[Source records]
_ _ _ _ _ _ _
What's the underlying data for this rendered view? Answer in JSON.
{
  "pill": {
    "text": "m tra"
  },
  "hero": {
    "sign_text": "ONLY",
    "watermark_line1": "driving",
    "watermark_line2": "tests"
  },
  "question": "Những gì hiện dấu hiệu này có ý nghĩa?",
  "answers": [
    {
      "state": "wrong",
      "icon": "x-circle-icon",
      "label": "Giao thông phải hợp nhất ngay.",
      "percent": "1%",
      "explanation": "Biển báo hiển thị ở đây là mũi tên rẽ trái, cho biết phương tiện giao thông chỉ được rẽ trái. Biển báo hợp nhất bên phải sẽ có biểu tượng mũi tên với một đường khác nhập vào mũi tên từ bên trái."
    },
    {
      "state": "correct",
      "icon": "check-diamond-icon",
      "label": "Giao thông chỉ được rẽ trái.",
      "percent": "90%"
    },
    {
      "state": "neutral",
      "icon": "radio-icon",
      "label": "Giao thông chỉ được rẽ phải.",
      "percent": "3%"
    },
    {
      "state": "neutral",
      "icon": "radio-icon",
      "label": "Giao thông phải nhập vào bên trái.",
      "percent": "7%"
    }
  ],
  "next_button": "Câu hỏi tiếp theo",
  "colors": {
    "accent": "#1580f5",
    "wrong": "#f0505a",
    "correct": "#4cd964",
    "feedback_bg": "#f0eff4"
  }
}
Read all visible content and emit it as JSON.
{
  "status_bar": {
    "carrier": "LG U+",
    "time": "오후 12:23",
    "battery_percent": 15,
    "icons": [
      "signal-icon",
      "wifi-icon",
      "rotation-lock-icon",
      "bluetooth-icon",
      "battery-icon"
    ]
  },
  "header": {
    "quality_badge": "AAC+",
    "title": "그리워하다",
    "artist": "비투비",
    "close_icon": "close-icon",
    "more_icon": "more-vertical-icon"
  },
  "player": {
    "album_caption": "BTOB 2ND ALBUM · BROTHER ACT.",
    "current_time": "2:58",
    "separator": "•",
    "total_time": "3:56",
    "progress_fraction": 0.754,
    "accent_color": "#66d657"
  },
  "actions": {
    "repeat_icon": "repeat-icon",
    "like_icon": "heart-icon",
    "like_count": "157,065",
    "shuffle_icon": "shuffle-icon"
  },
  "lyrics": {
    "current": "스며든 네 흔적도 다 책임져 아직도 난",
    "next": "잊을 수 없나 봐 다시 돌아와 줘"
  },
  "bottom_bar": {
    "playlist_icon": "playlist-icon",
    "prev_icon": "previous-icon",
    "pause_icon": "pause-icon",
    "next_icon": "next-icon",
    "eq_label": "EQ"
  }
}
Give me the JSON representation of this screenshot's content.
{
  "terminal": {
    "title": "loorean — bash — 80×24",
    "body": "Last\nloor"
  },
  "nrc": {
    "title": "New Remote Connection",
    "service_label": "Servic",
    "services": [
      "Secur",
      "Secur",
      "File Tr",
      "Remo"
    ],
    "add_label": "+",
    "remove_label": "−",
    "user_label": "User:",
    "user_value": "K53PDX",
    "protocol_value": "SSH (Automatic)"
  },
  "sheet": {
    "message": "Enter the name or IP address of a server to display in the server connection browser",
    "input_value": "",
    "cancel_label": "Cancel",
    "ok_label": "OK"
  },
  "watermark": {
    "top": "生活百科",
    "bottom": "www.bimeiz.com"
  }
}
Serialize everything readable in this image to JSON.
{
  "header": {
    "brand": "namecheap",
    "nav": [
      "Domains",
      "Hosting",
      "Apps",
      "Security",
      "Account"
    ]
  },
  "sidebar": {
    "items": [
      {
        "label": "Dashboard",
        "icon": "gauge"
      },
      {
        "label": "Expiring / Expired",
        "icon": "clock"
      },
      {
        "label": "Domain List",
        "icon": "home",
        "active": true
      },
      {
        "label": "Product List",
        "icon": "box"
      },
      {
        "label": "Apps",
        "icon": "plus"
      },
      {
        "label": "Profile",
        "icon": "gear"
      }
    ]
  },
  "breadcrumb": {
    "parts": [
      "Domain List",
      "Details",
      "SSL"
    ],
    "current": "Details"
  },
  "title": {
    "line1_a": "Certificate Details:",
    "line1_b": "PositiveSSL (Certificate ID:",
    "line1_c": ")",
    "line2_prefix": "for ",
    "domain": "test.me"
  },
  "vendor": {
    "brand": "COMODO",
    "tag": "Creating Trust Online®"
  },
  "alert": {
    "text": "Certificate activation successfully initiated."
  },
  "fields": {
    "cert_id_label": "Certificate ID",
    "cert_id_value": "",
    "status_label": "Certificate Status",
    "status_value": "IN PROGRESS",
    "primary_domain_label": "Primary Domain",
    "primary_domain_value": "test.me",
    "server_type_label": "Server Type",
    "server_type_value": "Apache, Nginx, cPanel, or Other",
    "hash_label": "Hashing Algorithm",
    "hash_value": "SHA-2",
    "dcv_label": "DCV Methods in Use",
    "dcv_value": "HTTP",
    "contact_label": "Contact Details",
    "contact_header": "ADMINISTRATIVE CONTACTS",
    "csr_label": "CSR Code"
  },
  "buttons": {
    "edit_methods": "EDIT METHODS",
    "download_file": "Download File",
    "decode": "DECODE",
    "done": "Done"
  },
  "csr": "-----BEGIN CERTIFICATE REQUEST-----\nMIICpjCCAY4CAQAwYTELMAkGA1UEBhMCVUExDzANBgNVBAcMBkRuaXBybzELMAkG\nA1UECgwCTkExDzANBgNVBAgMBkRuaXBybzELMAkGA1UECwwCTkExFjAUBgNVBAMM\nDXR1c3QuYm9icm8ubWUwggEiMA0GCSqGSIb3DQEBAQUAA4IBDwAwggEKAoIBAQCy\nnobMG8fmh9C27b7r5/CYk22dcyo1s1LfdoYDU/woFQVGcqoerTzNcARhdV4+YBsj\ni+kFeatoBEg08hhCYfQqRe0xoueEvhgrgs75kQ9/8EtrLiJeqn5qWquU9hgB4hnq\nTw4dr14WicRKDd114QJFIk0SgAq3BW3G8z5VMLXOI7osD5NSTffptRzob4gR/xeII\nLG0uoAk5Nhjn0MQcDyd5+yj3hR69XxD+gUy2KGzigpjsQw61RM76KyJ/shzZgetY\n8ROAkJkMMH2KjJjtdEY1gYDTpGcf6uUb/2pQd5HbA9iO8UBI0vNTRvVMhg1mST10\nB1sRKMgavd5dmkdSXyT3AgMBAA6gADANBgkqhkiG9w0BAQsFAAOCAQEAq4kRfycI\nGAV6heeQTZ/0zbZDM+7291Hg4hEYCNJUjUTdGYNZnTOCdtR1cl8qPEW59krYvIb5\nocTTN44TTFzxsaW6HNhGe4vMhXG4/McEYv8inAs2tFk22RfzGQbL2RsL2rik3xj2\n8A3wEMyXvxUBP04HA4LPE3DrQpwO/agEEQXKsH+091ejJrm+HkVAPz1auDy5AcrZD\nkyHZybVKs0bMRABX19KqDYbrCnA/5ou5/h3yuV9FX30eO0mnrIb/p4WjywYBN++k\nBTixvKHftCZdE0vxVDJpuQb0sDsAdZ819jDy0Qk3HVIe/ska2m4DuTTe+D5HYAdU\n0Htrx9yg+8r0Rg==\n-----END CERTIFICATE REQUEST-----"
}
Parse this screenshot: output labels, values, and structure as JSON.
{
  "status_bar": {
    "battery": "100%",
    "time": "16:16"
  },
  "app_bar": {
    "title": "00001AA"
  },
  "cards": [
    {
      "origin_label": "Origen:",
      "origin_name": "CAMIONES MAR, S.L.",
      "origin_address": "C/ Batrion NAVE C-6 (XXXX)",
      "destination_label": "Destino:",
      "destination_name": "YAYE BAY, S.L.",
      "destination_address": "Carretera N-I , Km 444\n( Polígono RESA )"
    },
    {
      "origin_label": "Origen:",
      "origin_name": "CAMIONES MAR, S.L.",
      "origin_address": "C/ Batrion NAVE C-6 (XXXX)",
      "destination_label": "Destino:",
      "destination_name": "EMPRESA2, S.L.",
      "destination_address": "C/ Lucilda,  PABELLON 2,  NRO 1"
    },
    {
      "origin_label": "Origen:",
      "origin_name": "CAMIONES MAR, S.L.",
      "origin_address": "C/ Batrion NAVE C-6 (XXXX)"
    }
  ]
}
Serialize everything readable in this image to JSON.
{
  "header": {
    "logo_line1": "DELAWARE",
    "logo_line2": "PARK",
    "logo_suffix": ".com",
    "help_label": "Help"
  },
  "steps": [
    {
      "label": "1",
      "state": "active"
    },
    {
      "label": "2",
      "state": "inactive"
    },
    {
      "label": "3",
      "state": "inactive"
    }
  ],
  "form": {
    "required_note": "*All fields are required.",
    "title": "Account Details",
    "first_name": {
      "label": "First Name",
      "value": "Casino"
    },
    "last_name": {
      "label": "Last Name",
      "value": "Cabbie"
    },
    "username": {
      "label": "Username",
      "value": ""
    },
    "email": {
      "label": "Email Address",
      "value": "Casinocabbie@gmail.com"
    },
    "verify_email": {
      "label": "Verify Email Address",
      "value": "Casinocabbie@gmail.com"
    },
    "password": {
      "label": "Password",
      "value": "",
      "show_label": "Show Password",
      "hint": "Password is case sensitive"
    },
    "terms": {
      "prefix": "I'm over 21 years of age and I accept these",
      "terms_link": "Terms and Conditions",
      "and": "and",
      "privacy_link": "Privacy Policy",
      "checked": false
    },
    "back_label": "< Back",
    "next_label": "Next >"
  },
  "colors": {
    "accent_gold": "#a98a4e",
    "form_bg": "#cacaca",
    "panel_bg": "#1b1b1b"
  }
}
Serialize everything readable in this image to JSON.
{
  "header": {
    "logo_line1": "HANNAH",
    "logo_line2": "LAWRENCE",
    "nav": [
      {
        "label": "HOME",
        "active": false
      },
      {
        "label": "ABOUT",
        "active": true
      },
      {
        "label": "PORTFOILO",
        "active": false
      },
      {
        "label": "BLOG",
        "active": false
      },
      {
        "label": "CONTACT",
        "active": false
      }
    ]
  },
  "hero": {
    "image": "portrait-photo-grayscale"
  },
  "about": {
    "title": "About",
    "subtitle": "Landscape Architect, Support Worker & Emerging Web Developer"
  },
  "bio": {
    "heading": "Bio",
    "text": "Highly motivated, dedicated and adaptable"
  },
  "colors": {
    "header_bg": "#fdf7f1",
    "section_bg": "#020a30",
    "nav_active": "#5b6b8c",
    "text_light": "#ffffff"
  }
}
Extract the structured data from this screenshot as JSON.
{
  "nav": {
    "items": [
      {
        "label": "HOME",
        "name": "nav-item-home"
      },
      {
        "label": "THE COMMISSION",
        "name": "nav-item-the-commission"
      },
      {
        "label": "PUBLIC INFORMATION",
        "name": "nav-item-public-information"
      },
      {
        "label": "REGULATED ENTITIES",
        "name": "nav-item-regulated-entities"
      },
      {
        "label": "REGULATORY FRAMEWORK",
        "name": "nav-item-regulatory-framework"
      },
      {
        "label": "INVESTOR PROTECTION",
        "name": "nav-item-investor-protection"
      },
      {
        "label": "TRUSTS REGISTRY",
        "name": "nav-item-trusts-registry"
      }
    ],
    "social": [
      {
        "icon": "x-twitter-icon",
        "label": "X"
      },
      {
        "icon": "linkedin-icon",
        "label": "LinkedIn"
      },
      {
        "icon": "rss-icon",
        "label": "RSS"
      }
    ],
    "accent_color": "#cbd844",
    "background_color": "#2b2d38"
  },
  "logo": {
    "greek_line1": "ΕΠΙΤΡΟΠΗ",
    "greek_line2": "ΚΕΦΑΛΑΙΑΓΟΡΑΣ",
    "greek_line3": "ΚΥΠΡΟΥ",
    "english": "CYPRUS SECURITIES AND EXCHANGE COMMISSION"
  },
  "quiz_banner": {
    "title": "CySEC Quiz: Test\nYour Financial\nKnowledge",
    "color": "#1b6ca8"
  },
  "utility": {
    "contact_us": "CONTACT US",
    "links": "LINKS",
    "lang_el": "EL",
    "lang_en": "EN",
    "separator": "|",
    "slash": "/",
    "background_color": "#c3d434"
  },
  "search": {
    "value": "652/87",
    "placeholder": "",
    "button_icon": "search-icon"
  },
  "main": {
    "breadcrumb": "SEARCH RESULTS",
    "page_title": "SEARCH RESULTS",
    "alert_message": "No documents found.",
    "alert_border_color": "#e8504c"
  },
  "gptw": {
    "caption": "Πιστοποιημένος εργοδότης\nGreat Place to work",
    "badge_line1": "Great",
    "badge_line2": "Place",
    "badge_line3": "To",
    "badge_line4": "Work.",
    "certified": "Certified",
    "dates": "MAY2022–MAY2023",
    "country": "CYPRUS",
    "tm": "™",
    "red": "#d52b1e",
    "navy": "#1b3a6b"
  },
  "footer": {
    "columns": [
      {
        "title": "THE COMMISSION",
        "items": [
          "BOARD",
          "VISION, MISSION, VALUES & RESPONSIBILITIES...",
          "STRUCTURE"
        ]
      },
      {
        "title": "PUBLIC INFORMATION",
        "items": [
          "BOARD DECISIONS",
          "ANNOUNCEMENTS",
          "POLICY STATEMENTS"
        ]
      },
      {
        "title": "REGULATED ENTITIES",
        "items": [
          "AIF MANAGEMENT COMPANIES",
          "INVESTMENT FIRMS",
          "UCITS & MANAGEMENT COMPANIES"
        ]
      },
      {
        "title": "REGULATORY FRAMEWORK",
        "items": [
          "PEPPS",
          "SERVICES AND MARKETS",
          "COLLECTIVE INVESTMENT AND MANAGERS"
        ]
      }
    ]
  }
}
_ _ _ _ _ _ _
= What is required =
Copy each line of the listing that contains the string "this".

= Answer for the task =
What's the underlying data for this rendered view? Answer in JSON.
Give me the JSON representation of this screenshot's content.
Serialize everything readable in this image to JSON.
Parse this screenshot: output labels, values, and structure as JSON.
Serialize everything readable in this image to JSON.
Serialize everything readable in this image to JSON.
Extract the structured data from this screenshot as JSON.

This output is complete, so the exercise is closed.